== WHAT YOU NEED TO DO ==
A verbatim copy of every entry is required. Produce it now.

== SUPPLIED DATA ==
>>>

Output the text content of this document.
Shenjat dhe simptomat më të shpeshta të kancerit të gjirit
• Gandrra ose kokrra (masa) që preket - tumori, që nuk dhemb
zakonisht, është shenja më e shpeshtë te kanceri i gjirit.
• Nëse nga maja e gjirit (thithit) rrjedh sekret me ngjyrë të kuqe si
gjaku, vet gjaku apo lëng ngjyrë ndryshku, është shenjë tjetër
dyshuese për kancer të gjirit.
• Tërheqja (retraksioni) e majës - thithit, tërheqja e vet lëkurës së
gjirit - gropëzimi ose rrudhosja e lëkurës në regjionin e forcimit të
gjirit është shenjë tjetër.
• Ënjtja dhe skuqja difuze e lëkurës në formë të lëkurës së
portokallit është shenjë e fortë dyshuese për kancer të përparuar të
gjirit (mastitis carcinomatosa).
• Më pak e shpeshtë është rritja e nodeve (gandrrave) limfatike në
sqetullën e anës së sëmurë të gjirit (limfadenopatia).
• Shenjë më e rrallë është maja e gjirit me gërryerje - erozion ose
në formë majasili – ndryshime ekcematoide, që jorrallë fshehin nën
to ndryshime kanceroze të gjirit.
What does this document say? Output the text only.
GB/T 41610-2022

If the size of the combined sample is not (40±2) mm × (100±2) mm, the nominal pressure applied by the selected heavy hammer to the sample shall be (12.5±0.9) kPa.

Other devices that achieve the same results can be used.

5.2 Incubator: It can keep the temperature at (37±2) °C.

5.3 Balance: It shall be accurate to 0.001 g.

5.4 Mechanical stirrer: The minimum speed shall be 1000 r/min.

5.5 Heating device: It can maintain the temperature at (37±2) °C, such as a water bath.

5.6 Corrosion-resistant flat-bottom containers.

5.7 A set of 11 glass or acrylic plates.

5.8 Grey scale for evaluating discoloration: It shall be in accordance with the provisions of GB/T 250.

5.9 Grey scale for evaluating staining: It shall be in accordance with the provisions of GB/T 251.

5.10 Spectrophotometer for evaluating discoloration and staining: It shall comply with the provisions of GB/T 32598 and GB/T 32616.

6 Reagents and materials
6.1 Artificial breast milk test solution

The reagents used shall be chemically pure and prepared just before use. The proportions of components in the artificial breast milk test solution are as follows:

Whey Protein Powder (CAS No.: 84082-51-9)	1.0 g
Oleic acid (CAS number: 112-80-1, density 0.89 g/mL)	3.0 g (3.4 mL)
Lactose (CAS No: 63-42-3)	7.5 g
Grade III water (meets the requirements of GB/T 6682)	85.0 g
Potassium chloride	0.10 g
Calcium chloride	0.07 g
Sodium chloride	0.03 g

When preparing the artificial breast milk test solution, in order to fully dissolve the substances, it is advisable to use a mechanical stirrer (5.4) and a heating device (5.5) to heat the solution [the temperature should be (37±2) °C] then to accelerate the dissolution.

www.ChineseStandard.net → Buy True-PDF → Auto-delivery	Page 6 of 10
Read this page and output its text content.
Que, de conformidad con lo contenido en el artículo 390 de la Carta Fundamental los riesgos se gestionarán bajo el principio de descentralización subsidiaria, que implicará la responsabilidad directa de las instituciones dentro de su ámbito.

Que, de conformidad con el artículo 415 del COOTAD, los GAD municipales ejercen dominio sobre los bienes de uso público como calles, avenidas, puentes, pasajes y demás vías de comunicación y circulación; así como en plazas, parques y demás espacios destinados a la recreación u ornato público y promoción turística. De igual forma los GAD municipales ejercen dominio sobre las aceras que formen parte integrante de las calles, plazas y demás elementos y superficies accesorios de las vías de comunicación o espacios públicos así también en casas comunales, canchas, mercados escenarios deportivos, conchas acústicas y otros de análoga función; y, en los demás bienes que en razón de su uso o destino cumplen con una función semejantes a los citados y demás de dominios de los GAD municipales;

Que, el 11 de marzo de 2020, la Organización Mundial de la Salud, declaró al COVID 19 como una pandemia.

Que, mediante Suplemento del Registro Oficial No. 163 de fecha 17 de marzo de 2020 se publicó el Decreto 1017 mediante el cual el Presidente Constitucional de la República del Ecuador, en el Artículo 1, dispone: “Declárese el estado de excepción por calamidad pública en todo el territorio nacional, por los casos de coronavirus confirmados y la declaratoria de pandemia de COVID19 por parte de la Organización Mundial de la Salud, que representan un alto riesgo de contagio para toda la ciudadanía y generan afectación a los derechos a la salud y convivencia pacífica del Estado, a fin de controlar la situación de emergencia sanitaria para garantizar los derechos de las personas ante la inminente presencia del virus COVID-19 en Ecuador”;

<<<

== ANSWER SPACE ==
Output the text content of this document.
Shenjat dhe simptomat më të shpeshta të kancerit të gjirit
• Gandrra ose kokrra (masa) që preket - tumori, që nuk dhemb
zakonisht, është shenja më e shpeshtë te kanceri i gjirit.
• Nëse nga maja e gjirit (thithit) rrjedh sekret me ngjyrë të kuqe si
gjaku, vet gjaku apo lëng ngjyrë ndryshku, është shenjë tjetër
dyshuese për kancer të gjirit.
• Tërheqja (retraksioni) e majës - thithit, tërheqja e vet lëkurës së
gjirit - gropëzimi ose rrudhosja e lëkurës në regjionin e forcimit të
gjirit është shenjë tjetër.
• Ënjtja dhe skuqja difuze e lëkurës në formë të lëkurës së
portokallit është shenjë e fortë dyshuese për kancer të përparuar të
gjirit (mastitis carcinomatosa).
• Më pak e shpeshtë është rritja e nodeve (gandrrave) limfatike në
sqetullën e anës së sëmurë të gjirit (limfadenopatia).
• Shenjë më e rrallë është maja e gjirit me gërryerje - erozion ose
në formë majasili – ndryshime ekcematoide, që jorrallë fshehin nën
to ndryshime kanceroze të gjirit.
What does this document say? Output the text only.
GB/T 41610-2022

If the size of the combined sample is not (40±2) mm × (100±2) mm, the nominal pressure applied by the selected heavy hammer to the sample shall be (12.5±0.9) kPa.

Other devices that achieve the same results can be used.

5.2 Incubator: It can keep the temperature at (37±2) °C.

5.3 Balance: It shall be accurate to 0.001 g.

5.4 Mechanical stirrer: The minimum speed shall be 1000 r/min.

5.5 Heating device: It can maintain the temperature at (37±2) °C, such as a water bath.

5.6 Corrosion-resistant flat-bottom containers.

5.7 A set of 11 glass or acrylic plates.

5.8 Grey scale for evaluating discoloration: It shall be in accordance with the provisions of GB/T 250.

5.9 Grey scale for evaluating staining: It shall be in accordance with the provisions of GB/T 251.

5.10 Spectrophotometer for evaluating discoloration and staining: It shall comply with the provisions of GB/T 32598 and GB/T 32616.

6 Reagents and materials
6.1 Artificial breast milk test solution

The reagents used shall be chemically pure and prepared just before use. The proportions of components in the artificial breast milk test solution are as follows:

Whey Protein Powder (CAS No.: 84082-51-9)	1.0 g
Oleic acid (CAS number: 112-80-1, density 0.89 g/mL)	3.0 g (3.4 mL)
Lactose (CAS No: 63-42-3)	7.5 g
Grade III water (meets the requirements of GB/T 6682)	85.0 g
Potassium chloride	0.10 g
Calcium chloride	0.07 g
Sodium chloride	0.03 g

When preparing the artificial breast milk test solution, in order to fully dissolve the substances, it is advisable to use a mechanical stirrer (5.4) and a heating device (5.5) to heat the solution [the temperature should be (37±2) °C] then to accelerate the dissolution.

www.ChineseStandard.net → Buy True-PDF → Auto-delivery	Page 6 of 10
Read this page and output its text content.
Que, de conformidad con lo contenido en el artículo 390 de la Carta Fundamental los riesgos se gestionarán bajo el principio de descentralización subsidiaria, que implicará la responsabilidad directa de las instituciones dentro de su ámbito.

Que, de conformidad con el artículo 415 del COOTAD, los GAD municipales ejercen dominio sobre los bienes de uso público como calles, avenidas, puentes, pasajes y demás vías de comunicación y circulación; así como en plazas, parques y demás espacios destinados a la recreación u ornato público y promoción turística. De igual forma los GAD municipales ejercen dominio sobre las aceras que formen parte integrante de las calles, plazas y demás elementos y superficies accesorios de las vías de comunicación o espacios públicos así también en casas comunales, canchas, mercados escenarios deportivos, conchas acústicas y otros de análoga función; y, en los demás bienes que en razón de su uso o destino cumplen con una función semejantes a los citados y demás de dominios de los GAD municipales;

Que, el 11 de marzo de 2020, la Organización Mundial de la Salud, declaró al COVID 19 como una pandemia.

Que, mediante Suplemento del Registro Oficial No. 163 de fecha 17 de marzo de 2020 se publicó el Decreto 1017 mediante el cual el Presidente Constitucional de la República del Ecuador, en el Artículo 1, dispone: “Declárese el estado de excepción por calamidad pública en todo el territorio nacional, por los casos de coronavirus confirmados y la declaratoria de pandemia de COVID19 por parte de la Organización Mundial de la Salud, que representan un alto riesgo de contagio para toda la ciudadanía y generan afectación a los derechos a la salud y convivencia pacífica del Estado, a fin de controlar la situación de emergencia sanitaria para garantizar los derechos de las personas ante la inminente presencia del virus COVID-19 en Ecuador”;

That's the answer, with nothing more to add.